__Problem description__
Pick out the lines below with "CLOWES" and list them.

__Data shown__
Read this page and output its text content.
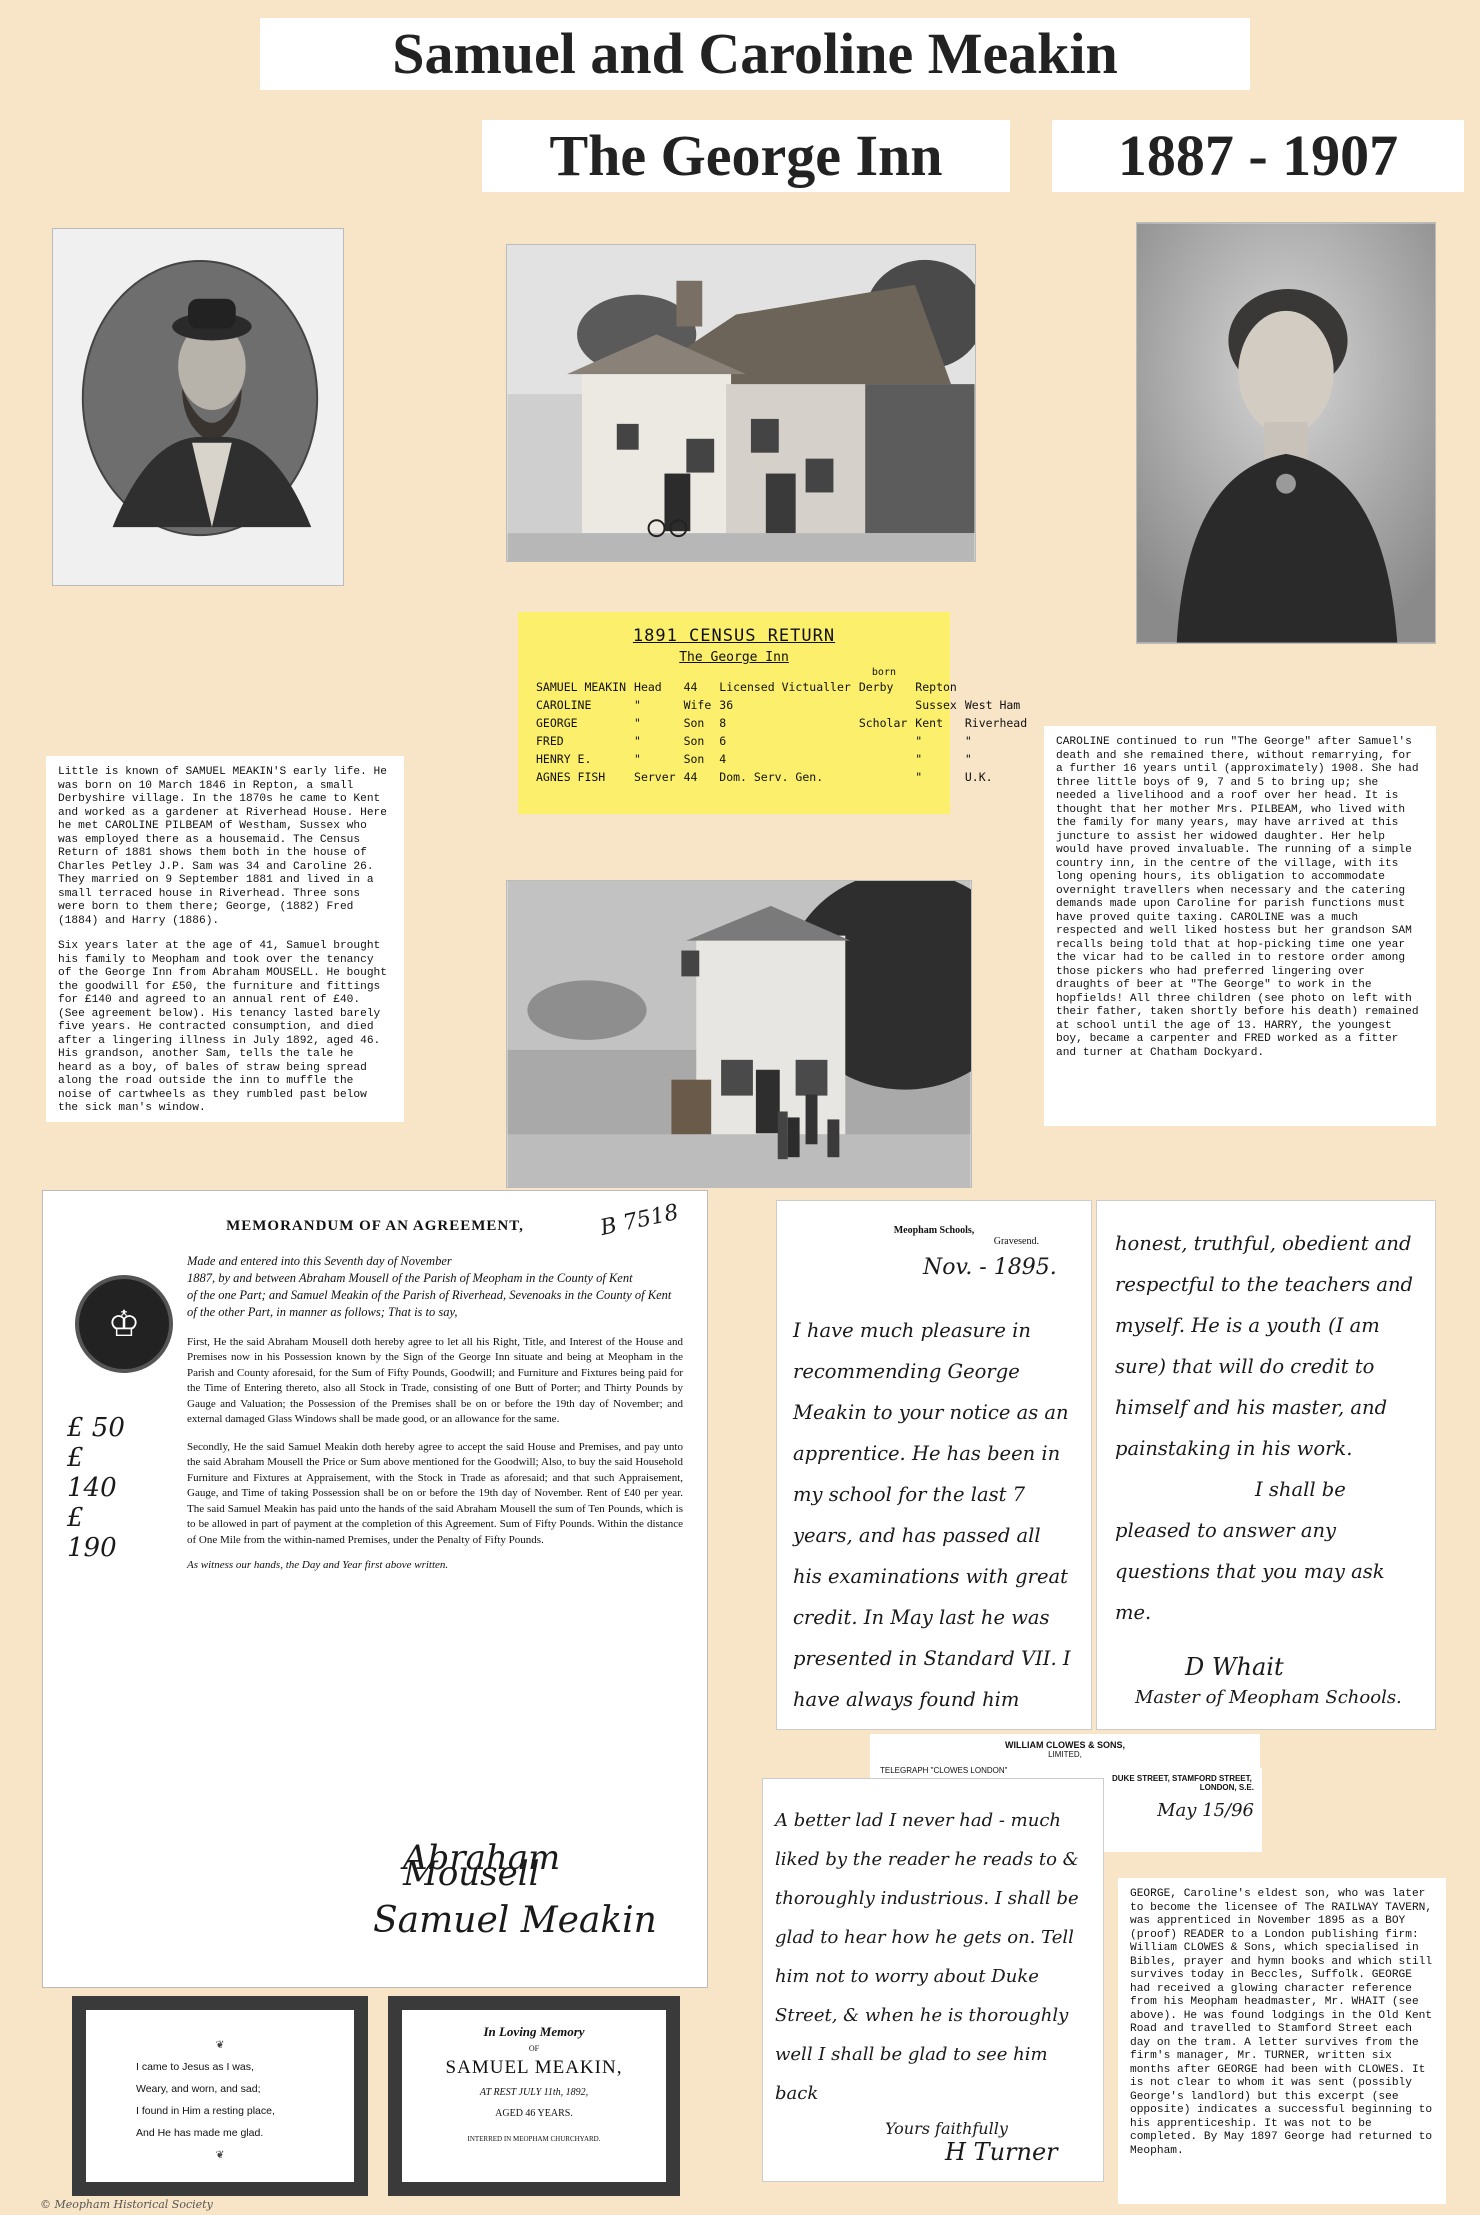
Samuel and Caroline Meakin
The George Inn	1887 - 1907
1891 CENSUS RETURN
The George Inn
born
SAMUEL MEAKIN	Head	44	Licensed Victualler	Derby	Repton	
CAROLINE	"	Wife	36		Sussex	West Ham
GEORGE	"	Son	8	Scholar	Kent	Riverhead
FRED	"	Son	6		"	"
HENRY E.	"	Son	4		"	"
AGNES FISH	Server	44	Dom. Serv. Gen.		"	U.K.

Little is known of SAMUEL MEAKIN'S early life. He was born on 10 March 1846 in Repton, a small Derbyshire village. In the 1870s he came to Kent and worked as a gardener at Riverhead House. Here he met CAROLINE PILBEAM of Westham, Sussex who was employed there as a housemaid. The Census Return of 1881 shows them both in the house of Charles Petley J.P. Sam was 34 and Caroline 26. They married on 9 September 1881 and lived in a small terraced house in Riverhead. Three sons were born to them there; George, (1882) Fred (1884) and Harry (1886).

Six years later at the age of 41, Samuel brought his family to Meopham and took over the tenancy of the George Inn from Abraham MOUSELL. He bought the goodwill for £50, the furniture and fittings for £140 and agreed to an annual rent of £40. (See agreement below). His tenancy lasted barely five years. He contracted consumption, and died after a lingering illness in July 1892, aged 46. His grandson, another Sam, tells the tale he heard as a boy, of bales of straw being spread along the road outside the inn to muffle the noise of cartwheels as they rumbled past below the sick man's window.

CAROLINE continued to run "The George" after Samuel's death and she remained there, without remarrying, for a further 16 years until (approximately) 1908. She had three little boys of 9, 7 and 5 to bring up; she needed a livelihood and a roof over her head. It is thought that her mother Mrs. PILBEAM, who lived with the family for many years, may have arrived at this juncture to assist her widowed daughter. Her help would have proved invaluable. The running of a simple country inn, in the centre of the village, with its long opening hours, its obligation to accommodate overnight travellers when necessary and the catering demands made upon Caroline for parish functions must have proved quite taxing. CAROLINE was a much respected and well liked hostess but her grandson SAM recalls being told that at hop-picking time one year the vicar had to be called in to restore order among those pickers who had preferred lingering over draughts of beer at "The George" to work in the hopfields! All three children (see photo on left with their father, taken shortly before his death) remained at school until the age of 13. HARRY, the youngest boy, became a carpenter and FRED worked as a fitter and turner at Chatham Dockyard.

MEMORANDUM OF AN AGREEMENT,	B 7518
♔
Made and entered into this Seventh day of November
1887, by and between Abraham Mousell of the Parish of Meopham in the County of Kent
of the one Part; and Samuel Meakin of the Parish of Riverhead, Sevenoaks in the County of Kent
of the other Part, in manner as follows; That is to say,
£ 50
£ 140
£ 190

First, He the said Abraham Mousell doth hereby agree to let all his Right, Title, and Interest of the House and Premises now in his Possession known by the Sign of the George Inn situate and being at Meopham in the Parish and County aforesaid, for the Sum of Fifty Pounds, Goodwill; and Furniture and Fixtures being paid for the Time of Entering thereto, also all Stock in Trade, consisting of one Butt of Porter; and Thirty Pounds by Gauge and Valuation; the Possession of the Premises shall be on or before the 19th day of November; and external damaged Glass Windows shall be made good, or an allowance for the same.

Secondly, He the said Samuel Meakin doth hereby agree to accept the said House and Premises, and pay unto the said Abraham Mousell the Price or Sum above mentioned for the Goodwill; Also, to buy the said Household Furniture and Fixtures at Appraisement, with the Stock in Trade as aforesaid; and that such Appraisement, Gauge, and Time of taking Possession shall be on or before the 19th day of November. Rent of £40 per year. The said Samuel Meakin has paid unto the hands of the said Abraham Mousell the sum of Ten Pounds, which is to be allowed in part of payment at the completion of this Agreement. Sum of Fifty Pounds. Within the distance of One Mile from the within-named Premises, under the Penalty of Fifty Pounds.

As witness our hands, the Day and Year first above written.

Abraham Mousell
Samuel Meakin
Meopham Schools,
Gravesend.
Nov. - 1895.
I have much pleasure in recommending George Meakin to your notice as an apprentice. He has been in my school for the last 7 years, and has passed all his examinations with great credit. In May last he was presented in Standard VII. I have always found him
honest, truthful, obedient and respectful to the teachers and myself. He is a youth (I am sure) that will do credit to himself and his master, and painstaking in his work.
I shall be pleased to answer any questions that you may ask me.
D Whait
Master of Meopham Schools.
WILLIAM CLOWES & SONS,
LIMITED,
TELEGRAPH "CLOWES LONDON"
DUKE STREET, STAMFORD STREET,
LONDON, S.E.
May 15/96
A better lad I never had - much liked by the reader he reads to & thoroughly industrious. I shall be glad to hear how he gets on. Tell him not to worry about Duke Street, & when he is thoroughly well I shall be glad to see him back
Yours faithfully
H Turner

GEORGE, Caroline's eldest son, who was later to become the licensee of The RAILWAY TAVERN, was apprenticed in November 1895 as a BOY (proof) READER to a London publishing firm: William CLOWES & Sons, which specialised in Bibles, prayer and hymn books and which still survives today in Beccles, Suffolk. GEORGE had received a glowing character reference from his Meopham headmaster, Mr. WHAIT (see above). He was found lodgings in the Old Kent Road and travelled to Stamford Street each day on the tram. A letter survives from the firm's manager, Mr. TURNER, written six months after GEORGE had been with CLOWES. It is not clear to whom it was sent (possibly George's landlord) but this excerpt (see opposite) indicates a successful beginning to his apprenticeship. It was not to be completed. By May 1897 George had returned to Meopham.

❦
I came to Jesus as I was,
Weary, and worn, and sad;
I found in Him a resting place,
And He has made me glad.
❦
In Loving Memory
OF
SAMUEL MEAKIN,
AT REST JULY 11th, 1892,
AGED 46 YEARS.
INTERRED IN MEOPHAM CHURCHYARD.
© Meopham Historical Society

__The output__
WILLIAM CLOWES & SONS,
TELEGRAPH "CLOWES LONDON"
GEORGE, Caroline's eldest son, who was later to become the licensee of The RAILWAY TAVERN, was apprenticed in November 1895 as a BOY (proof) READER to a London publishing firm: William CLOWES & Sons, which specialised in Bibles, prayer and hymn books and which still survives today in Beccles, Suffolk. GEORGE had received a glowing character reference from his Meopham headmaster, Mr. WHAIT (see above). He was found lodgings in the Old Kent Road and travelled to Stamford Street each day on the tram. A letter survives from the firm's manager, Mr. TURNER, written six months after GEORGE had been with CLOWES. It is not clear to whom it was sent (possibly George's landlord) but this excerpt (see opposite) indicates a successful beginning to his apprenticeship. It was not to be completed. By May 1897 George had returned to Meopham.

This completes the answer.